Data supplied —
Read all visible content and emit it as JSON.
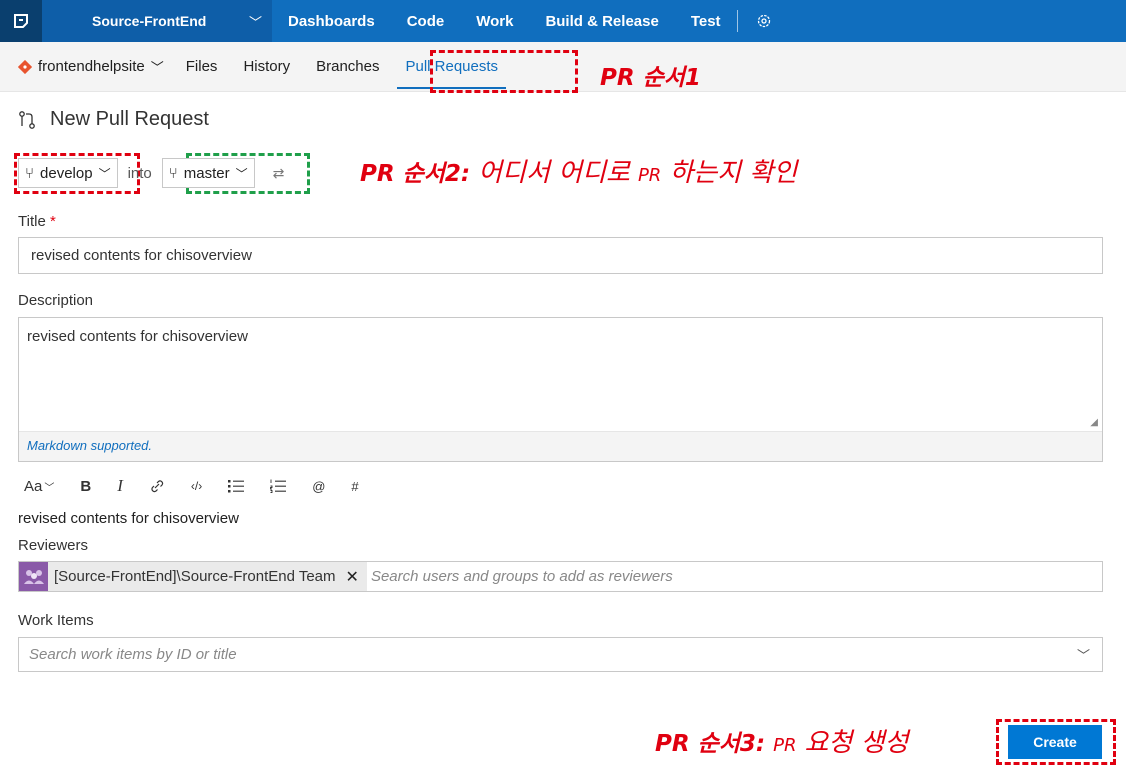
{
  "topbar": {
    "project": "Source-FrontEnd",
    "nav": [
      "Dashboards",
      "Code",
      "Work",
      "Build & Release",
      "Test"
    ]
  },
  "subnav": {
    "repo": "frontendhelpsite",
    "items": [
      "Files",
      "History",
      "Branches",
      "Pull Requests"
    ]
  },
  "annotations": {
    "step1": "PR 순서1",
    "step2_bold": "PR 순서2:",
    "step2_text": "어디서 어디로",
    "step2_pr": "PR",
    "step2_tail": "하는지 확인",
    "step3_bold": "PR 순서3:",
    "step3_pr": "PR",
    "step3_tail": "요청 생성"
  },
  "page": {
    "title": "New Pull Request"
  },
  "branches": {
    "source": "develop",
    "into": "into",
    "target": "master"
  },
  "form": {
    "title_label": "Title",
    "title_required": "*",
    "title_value": "revised contents for chisoverview",
    "description_label": "Description",
    "description_value": "revised contents for chisoverview",
    "markdown_note": "Markdown supported.",
    "preview_text": "revised contents for chisoverview",
    "reviewers_label": "Reviewers",
    "reviewer_team": "[Source-FrontEnd]\\Source-FrontEnd Team",
    "reviewers_placeholder": "Search users and groups to add as reviewers",
    "work_items_label": "Work Items",
    "work_items_placeholder": "Search work items by ID or title",
    "create_label": "Create"
  },
  "toolbar": {
    "font": "Aa",
    "bold": "B",
    "italic": "I",
    "mention": "@",
    "hash": "#"
  },
  "colors": {
    "topbar": "#106ebe",
    "accent": "#0078d4",
    "annotation_red": "#e00010",
    "annotation_green": "#1f9f4a"
  }
}
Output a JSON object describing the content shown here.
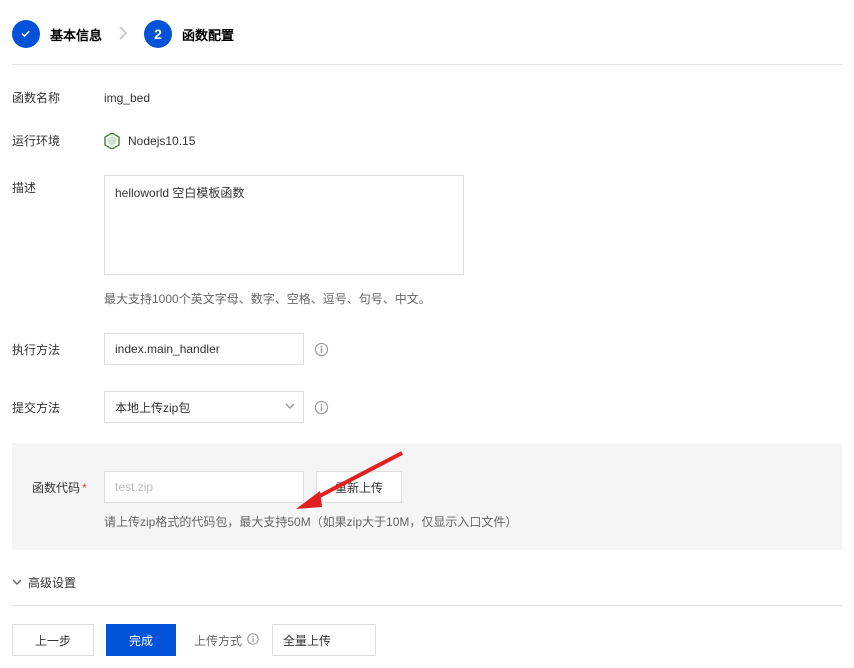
{
  "steps": {
    "step1": "基本信息",
    "step2_num": "2",
    "step2": "函数配置"
  },
  "labels": {
    "fn_name": "函数名称",
    "runtime": "运行环境",
    "description": "描述",
    "execute": "执行方法",
    "submit": "提交方法",
    "code": "函数代码",
    "adv": "高级设置",
    "upload_mode": "上传方式"
  },
  "values": {
    "fn_name": "img_bed",
    "runtime": "Nodejs10.15",
    "description": "helloworld 空白模板函数",
    "desc_hint": "最大支持1000个英文字母、数字、空格、逗号、句号、中文。",
    "execute": "index.main_handler",
    "submit": "本地上传zip包",
    "file_placeholder": "test.zip",
    "reupload": "重新上传",
    "code_hint": "请上传zip格式的代码包，最大支持50M（如果zip大于10M，仅显示入口文件）",
    "upload_mode": "全量上传"
  },
  "footer": {
    "prev": "上一步",
    "done": "完成"
  }
}
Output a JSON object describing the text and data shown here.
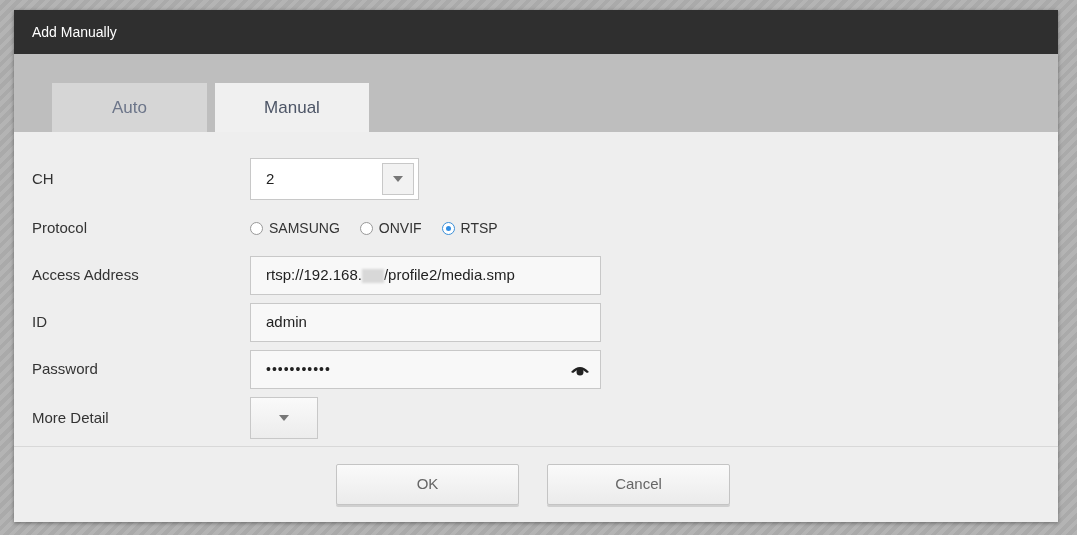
{
  "window": {
    "title": "Add Manually"
  },
  "tabs": [
    {
      "label": "Auto",
      "selected": false
    },
    {
      "label": "Manual",
      "selected": true
    }
  ],
  "form": {
    "ch": {
      "label": "CH",
      "value": "2"
    },
    "protocol": {
      "label": "Protocol",
      "options": [
        {
          "label": "SAMSUNG",
          "selected": false
        },
        {
          "label": "ONVIF",
          "selected": false
        },
        {
          "label": "RTSP",
          "selected": true
        }
      ]
    },
    "access_address": {
      "label": "Access Address",
      "value_before": "rtsp://192.168.",
      "redacted": true,
      "value_after": "/profile2/media.smp"
    },
    "id": {
      "label": "ID",
      "value": "admin"
    },
    "password": {
      "label": "Password",
      "value": "•••••••••••"
    },
    "more_detail": {
      "label": "More Detail"
    }
  },
  "buttons": [
    "OK",
    "Cancel"
  ]
}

Written problem — Copy out all the data without changing anything, and drop the pictures.

Right answer —
Read all visible content and emit it as JSON.
{
  "topbar": {
    "project": "Source-FrontEnd",
    "nav": [
      "Dashboards",
      "Code",
      "Work",
      "Build & Release",
      "Test"
    ]
  },
  "subnav": {
    "repo": "frontendhelpsite",
    "items": [
      "Files",
      "History",
      "Branches",
      "Pull Requests"
    ]
  },
  "annotations": {
    "step1": "PR 순서1",
    "step2_bold": "PR 순서2:",
    "step2_text": "어디서 어디로",
    "step2_pr": "PR",
    "step2_tail": "하는지 확인",
    "step3_bold": "PR 순서3:",
    "step3_pr": "PR",
    "step3_tail": "요청 생성"
  },
  "page": {
    "title": "New Pull Request"
  },
  "branches": {
    "source": "develop",
    "into": "into",
    "target": "master"
  },
  "form": {
    "title_label": "Title",
    "title_required": "*",
    "title_value": "revised contents for chisoverview",
    "description_label": "Description",
    "description_value": "revised contents for chisoverview",
    "markdown_note": "Markdown supported.",
    "preview_text": "revised contents for chisoverview",
    "reviewers_label": "Reviewers",
    "reviewer_team": "[Source-FrontEnd]\\Source-FrontEnd Team",
    "reviewers_placeholder": "Search users and groups to add as reviewers",
    "work_items_label": "Work Items",
    "work_items_placeholder": "Search work items by ID or title",
    "create_label": "Create"
  },
  "toolbar": {
    "font": "Aa",
    "bold": "B",
    "italic": "I",
    "mention": "@",
    "hash": "#"
  },
  "colors": {
    "topbar": "#106ebe",
    "accent": "#0078d4",
    "annotation_red": "#e00010",
    "annotation_green": "#1f9f4a"
  }
}
Output a JSON object describing the content shown here.
{
  "steps": {
    "step1": "基本信息",
    "step2_num": "2",
    "step2": "函数配置"
  },
  "labels": {
    "fn_name": "函数名称",
    "runtime": "运行环境",
    "description": "描述",
    "execute": "执行方法",
    "submit": "提交方法",
    "code": "函数代码",
    "adv": "高级设置",
    "upload_mode": "上传方式"
  },
  "values": {
    "fn_name": "img_bed",
    "runtime": "Nodejs10.15",
    "description": "helloworld 空白模板函数",
    "desc_hint": "最大支持1000个英文字母、数字、空格、逗号、句号、中文。",
    "execute": "index.main_handler",
    "submit": "本地上传zip包",
    "file_placeholder": "test.zip",
    "reupload": "重新上传",
    "code_hint": "请上传zip格式的代码包，最大支持50M（如果zip大于10M，仅显示入口文件）",
    "upload_mode": "全量上传"
  },
  "footer": {
    "prev": "上一步",
    "done": "完成"
  }
}
Output a JSON object describing the text and data shown here.
{
  "window": {
    "title": "Add Manually"
  },
  "tabs": [
    {
      "label": "Auto",
      "selected": false
    },
    {
      "label": "Manual",
      "selected": true
    }
  ],
  "form": {
    "ch": {
      "label": "CH",
      "value": "2"
    },
    "protocol": {
      "label": "Protocol",
      "options": [
        {
          "label": "SAMSUNG",
          "selected": false
        },
        {
          "label": "ONVIF",
          "selected": false
        },
        {
          "label": "RTSP",
          "selected": true
        }
      ]
    },
    "access_address": {
      "label": "Access Address",
      "value_before": "rtsp://192.168.",
      "redacted": true,
      "value_after": "/profile2/media.smp"
    },
    "id": {
      "label": "ID",
      "value": "admin"
    },
    "password": {
      "label": "Password",
      "value": "•••••••••••"
    },
    "more_detail": {
      "label": "More Detail"
    }
  },
  "buttons": [
    "OK",
    "Cancel"
  ]
}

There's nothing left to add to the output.